* Begin DATA ROWS *
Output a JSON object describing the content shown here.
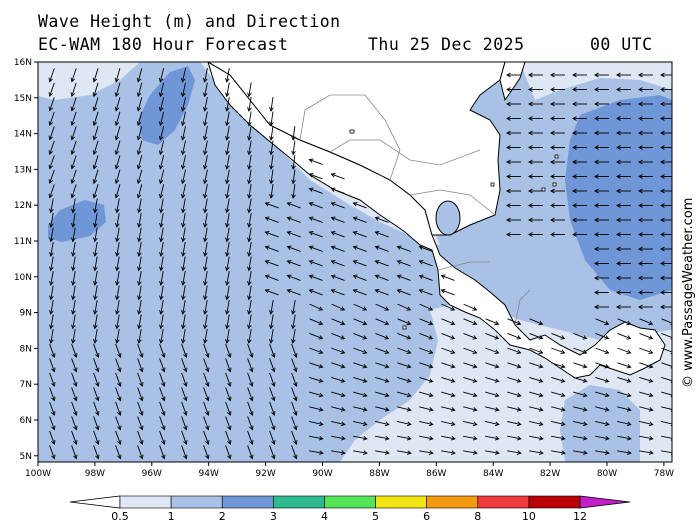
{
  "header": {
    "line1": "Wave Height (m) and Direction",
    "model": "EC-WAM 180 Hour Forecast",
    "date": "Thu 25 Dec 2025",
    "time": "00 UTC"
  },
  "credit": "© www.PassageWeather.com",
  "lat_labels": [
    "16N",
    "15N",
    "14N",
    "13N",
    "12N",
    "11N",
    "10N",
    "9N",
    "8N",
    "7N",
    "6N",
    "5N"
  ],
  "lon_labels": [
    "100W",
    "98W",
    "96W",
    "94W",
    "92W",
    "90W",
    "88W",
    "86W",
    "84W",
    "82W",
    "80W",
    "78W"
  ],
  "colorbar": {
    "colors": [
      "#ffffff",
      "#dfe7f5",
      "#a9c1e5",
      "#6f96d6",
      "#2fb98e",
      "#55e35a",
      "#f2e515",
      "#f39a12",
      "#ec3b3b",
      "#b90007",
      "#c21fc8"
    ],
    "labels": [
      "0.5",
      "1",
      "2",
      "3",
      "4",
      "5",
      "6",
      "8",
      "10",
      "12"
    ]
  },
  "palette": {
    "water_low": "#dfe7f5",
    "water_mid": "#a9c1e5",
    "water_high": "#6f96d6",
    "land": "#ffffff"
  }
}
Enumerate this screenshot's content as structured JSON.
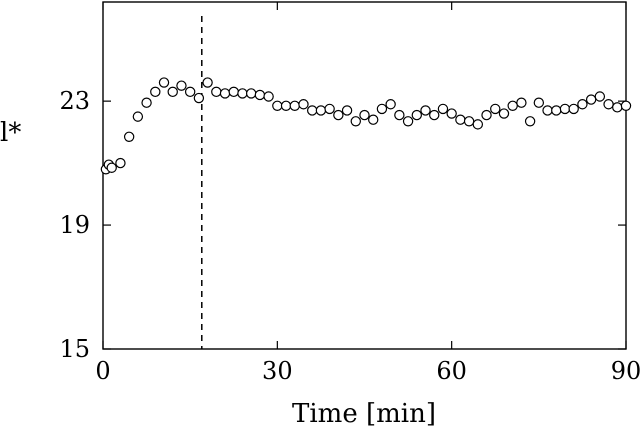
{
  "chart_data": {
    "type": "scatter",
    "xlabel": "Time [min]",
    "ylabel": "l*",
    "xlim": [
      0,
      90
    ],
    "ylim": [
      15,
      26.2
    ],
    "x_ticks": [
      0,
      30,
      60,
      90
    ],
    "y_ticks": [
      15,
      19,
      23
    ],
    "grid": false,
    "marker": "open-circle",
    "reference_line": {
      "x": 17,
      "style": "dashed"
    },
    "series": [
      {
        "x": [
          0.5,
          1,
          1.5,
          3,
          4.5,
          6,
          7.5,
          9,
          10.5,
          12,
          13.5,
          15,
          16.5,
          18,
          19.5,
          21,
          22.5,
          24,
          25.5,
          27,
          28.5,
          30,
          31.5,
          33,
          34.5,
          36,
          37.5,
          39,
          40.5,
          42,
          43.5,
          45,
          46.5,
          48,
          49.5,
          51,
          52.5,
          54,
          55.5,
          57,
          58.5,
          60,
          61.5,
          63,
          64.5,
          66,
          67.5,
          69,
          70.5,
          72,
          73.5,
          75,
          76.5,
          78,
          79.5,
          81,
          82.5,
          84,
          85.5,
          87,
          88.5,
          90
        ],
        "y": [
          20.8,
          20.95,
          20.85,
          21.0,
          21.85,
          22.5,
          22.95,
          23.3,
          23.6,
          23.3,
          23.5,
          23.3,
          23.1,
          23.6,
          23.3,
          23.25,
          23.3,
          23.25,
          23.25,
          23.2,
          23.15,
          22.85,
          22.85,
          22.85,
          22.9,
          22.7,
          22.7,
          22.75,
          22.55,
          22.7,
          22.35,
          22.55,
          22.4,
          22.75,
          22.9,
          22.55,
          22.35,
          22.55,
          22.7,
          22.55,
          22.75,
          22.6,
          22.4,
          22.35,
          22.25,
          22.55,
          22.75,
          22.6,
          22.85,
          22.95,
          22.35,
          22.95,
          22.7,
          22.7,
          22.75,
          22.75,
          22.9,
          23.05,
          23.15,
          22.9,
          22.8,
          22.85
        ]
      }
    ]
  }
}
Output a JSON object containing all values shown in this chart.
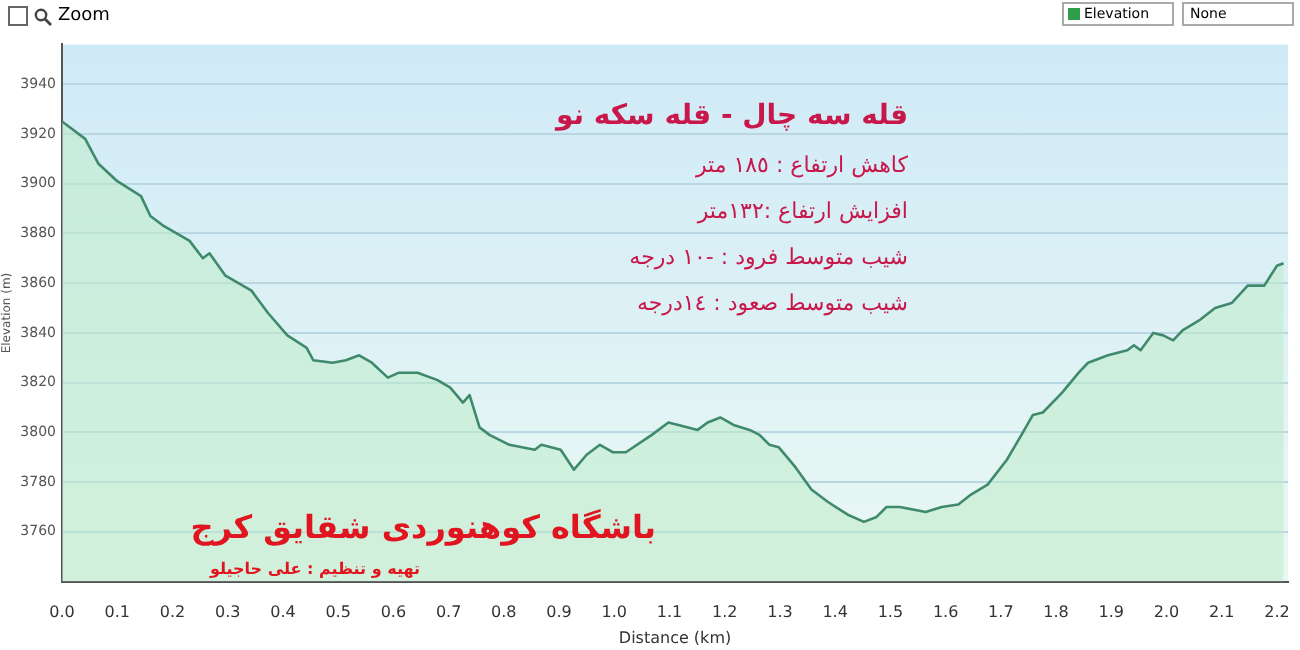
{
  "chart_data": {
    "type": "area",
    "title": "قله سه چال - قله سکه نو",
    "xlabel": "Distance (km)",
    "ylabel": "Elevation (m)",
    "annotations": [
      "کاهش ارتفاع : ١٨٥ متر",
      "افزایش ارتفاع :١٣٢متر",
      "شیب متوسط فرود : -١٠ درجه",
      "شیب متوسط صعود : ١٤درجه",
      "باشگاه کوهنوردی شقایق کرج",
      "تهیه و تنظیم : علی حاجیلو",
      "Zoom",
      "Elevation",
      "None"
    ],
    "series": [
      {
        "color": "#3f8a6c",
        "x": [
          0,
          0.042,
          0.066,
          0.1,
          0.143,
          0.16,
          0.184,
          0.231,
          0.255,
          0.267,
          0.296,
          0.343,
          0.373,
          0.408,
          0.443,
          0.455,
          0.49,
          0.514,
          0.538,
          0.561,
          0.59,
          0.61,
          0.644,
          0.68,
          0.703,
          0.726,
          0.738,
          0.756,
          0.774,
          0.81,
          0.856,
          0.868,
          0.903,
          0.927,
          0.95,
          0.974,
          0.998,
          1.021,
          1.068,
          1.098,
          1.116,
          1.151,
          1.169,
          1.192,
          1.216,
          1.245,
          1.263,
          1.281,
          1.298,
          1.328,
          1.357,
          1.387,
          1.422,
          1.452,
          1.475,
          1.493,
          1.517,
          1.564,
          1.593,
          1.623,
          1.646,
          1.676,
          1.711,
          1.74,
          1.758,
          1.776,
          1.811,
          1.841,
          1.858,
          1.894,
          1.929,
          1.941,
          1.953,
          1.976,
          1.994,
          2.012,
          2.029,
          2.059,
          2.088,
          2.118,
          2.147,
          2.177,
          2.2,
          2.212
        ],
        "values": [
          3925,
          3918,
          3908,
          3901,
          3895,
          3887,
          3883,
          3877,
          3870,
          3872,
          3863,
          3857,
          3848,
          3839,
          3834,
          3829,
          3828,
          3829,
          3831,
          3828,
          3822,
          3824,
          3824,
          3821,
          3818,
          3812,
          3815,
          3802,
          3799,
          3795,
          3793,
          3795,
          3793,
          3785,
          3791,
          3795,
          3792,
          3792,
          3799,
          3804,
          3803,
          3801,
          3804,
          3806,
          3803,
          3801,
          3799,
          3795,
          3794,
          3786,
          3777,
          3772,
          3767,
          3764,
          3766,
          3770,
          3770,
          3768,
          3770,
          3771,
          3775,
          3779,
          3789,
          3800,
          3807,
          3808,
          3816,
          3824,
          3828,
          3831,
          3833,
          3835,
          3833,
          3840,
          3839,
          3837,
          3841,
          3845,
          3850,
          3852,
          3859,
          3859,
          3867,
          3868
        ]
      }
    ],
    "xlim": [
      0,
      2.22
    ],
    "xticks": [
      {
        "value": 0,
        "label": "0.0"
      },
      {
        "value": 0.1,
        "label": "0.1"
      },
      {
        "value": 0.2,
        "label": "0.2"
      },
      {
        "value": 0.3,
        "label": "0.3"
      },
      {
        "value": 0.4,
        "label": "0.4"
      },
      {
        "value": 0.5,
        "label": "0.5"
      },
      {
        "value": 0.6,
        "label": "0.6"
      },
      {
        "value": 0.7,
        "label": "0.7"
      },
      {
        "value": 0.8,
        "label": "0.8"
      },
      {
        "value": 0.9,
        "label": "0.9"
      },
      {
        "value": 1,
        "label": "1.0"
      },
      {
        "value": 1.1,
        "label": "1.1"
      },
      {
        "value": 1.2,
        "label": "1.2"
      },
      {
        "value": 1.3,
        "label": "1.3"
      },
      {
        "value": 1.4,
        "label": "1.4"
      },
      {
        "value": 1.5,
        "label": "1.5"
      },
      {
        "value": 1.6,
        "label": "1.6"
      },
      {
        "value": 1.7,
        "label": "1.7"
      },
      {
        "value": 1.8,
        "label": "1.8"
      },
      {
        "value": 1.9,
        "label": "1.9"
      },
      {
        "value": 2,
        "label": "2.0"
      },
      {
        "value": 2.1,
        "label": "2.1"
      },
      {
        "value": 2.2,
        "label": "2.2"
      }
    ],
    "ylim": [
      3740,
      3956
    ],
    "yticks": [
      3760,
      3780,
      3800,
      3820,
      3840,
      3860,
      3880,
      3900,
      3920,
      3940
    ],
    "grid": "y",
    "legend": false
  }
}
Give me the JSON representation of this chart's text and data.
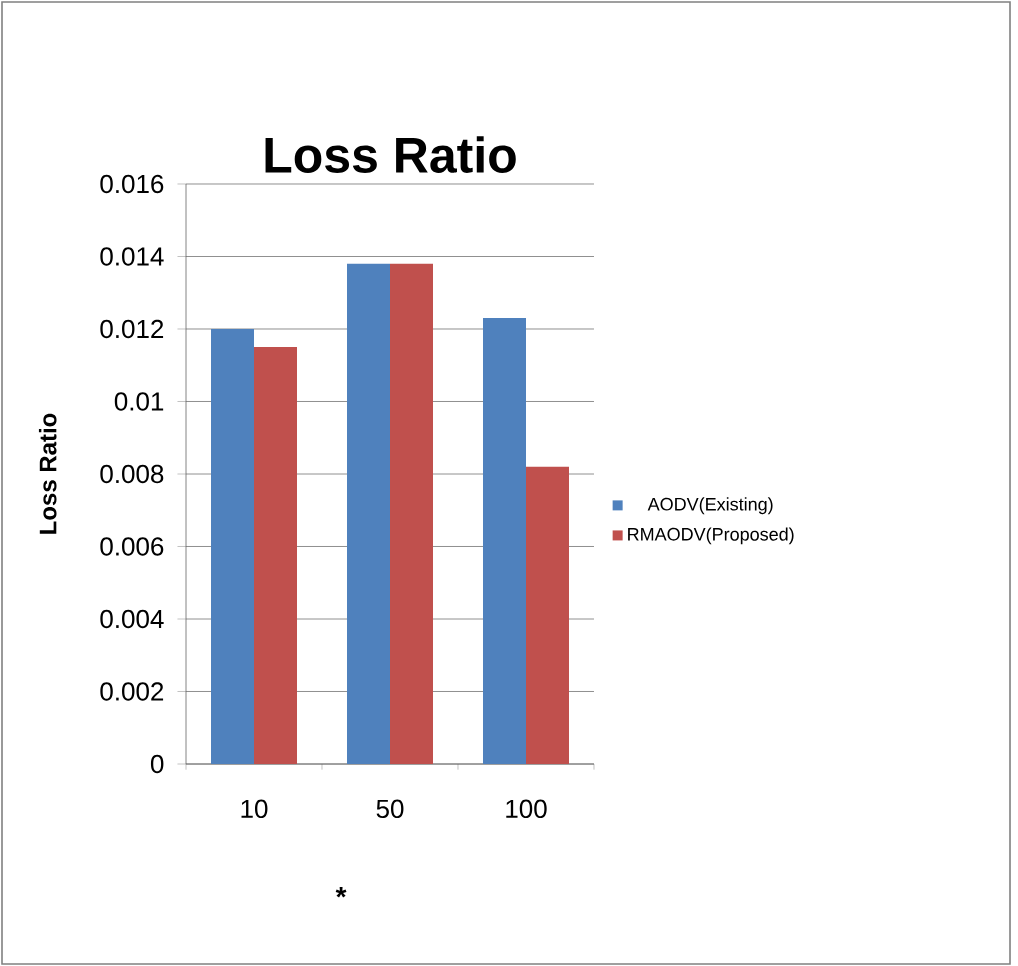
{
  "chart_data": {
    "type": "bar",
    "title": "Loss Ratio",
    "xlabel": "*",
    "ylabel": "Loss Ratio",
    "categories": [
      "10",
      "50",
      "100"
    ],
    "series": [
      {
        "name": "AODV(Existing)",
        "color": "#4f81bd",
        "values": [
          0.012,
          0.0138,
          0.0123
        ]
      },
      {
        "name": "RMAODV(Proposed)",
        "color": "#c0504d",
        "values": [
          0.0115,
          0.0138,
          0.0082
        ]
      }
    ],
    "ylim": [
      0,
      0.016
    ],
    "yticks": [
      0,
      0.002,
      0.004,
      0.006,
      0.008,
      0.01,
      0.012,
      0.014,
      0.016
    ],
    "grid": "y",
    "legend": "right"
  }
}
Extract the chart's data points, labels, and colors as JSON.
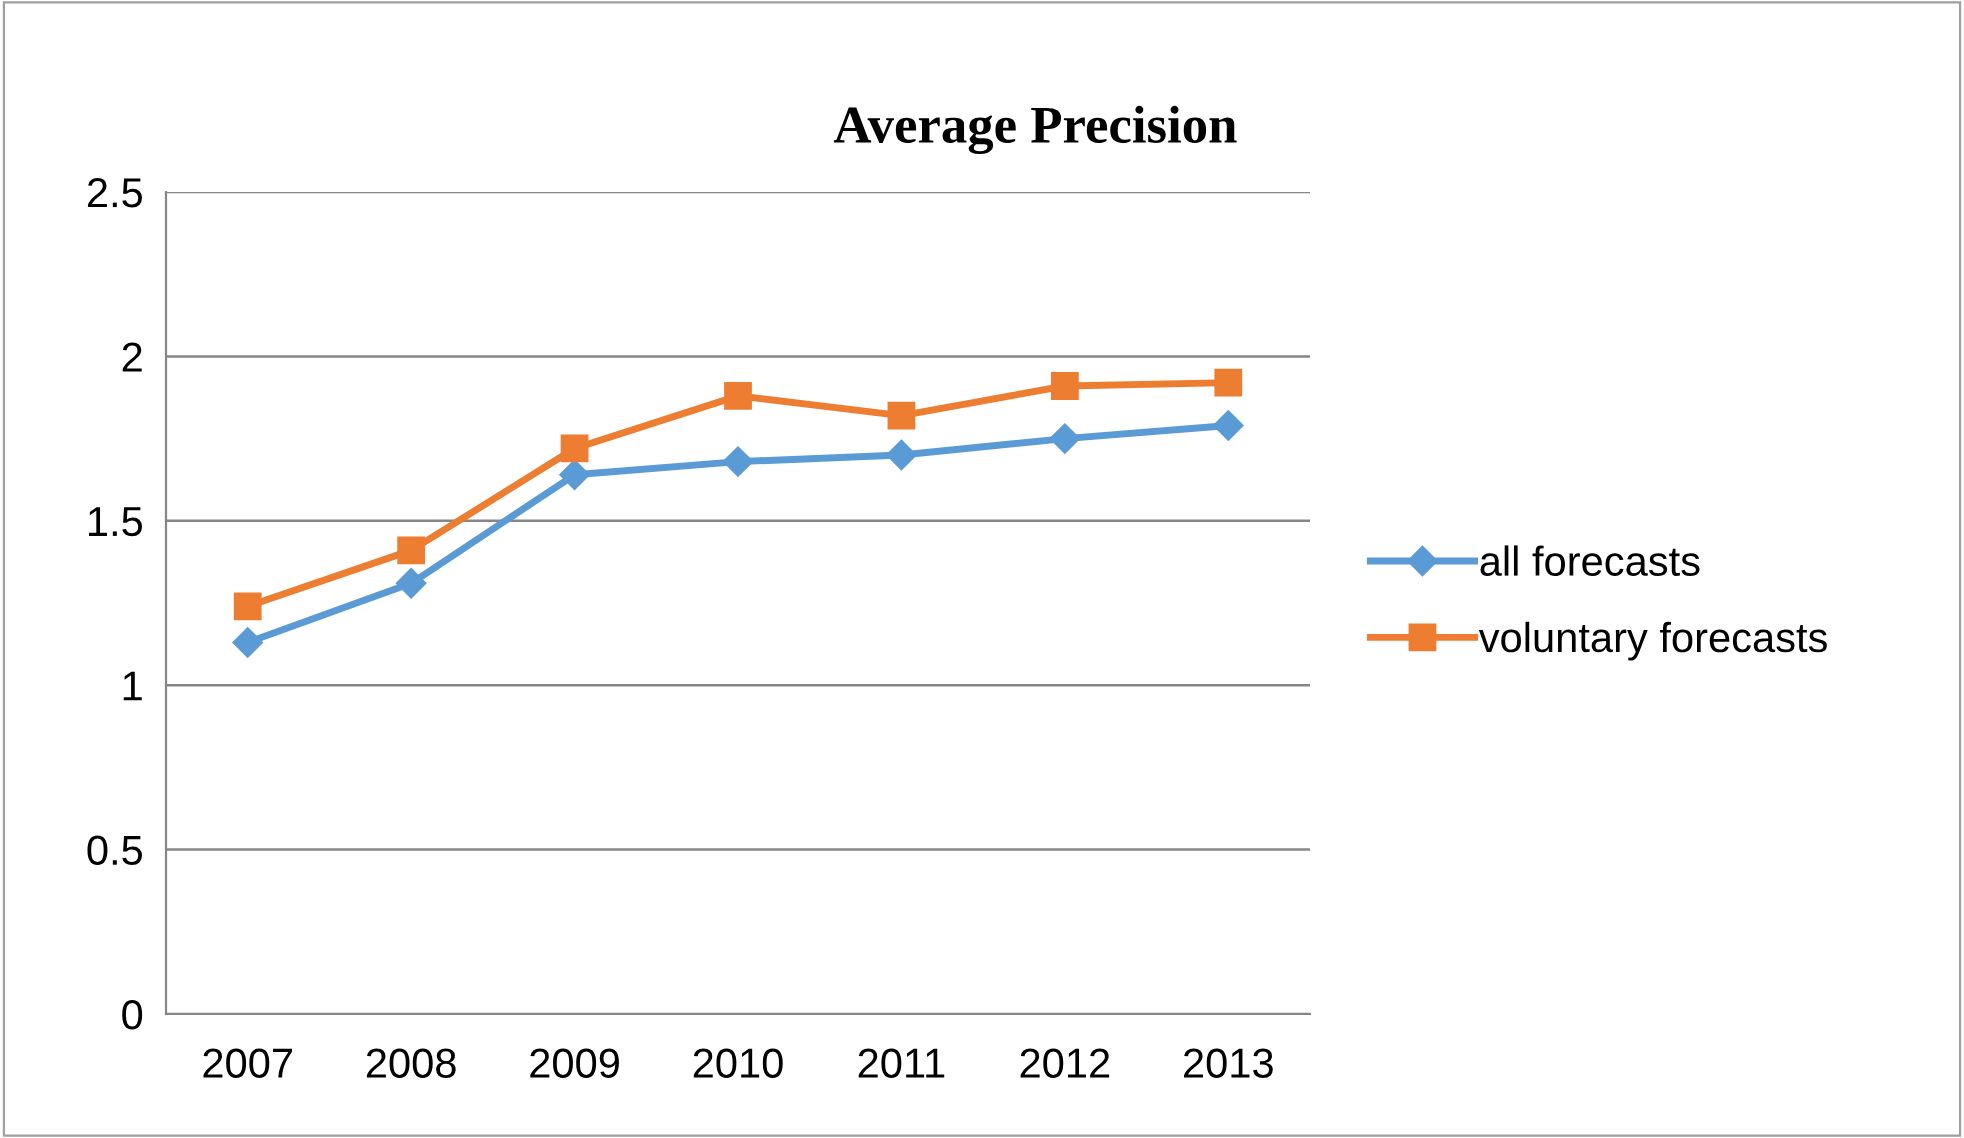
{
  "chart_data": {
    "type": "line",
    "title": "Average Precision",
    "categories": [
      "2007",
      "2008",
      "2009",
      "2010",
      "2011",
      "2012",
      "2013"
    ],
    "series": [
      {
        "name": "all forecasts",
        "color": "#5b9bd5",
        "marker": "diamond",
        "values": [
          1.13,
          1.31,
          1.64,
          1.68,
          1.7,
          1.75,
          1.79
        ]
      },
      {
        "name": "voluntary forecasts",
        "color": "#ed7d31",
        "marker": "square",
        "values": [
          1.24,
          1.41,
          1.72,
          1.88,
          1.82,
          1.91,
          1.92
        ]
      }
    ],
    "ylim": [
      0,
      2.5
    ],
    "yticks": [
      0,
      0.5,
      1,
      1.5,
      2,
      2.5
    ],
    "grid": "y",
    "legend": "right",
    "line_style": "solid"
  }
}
* End DATA ROWS *
__WHAT YOU NEED TO DO__
Filter the listing above for the string "type" and copy every matching line.

__COMPLETED EXERCISE__
    "type": "scatter",
    "type": "area",
    "type": "bar",
    "type": "line",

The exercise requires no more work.